Extract the full listing below without altering a single character.

(Records about charts and figures)
··········

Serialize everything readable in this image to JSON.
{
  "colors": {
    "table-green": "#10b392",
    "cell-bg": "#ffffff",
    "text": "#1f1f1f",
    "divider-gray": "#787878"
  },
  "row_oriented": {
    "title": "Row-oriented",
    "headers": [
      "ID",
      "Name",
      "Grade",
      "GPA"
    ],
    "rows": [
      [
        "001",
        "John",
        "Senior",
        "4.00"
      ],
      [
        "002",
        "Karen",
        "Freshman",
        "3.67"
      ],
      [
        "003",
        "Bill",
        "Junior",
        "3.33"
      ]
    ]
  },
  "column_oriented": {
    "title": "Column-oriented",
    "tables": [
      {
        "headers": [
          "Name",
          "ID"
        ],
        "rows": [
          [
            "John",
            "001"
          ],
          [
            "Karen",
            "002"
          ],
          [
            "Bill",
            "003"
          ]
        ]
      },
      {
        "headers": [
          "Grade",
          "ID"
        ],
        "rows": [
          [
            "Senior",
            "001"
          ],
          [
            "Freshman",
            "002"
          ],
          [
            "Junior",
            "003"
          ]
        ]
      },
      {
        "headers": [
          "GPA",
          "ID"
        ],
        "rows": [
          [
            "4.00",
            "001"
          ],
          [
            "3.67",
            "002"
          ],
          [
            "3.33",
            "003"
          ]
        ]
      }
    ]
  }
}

··········

■ Full output
Serialize everything readable in this image to JSON.
{
  "colors": {
    "table-green": "#10b392",
    "cell-bg": "#ffffff",
    "text": "#1f1f1f",
    "divider-gray": "#787878"
  },
  "row_oriented": {
    "title": "Row-oriented",
    "headers": [
      "ID",
      "Name",
      "Grade",
      "GPA"
    ],
    "rows": [
      [
        "001",
        "John",
        "Senior",
        "4.00"
      ],
      [
        "002",
        "Karen",
        "Freshman",
        "3.67"
      ],
      [
        "003",
        "Bill",
        "Junior",
        "3.33"
      ]
    ]
  },
  "column_oriented": {
    "title": "Column-oriented",
    "tables": [
      {
        "headers": [
          "Name",
          "ID"
        ],
        "rows": [
          [
            "John",
            "001"
          ],
          [
            "Karen",
            "002"
          ],
          [
            "Bill",
            "003"
          ]
        ]
      },
      {
        "headers": [
          "Grade",
          "ID"
        ],
        "rows": [
          [
            "Senior",
            "001"
          ],
          [
            "Freshman",
            "002"
          ],
          [
            "Junior",
            "003"
          ]
        ]
      },
      {
        "headers": [
          "GPA",
          "ID"
        ],
        "rows": [
          [
            "4.00",
            "001"
          ],
          [
            "3.67",
            "002"
          ],
          [
            "3.33",
            "003"
          ]
        ]
      }
    ]
  }
}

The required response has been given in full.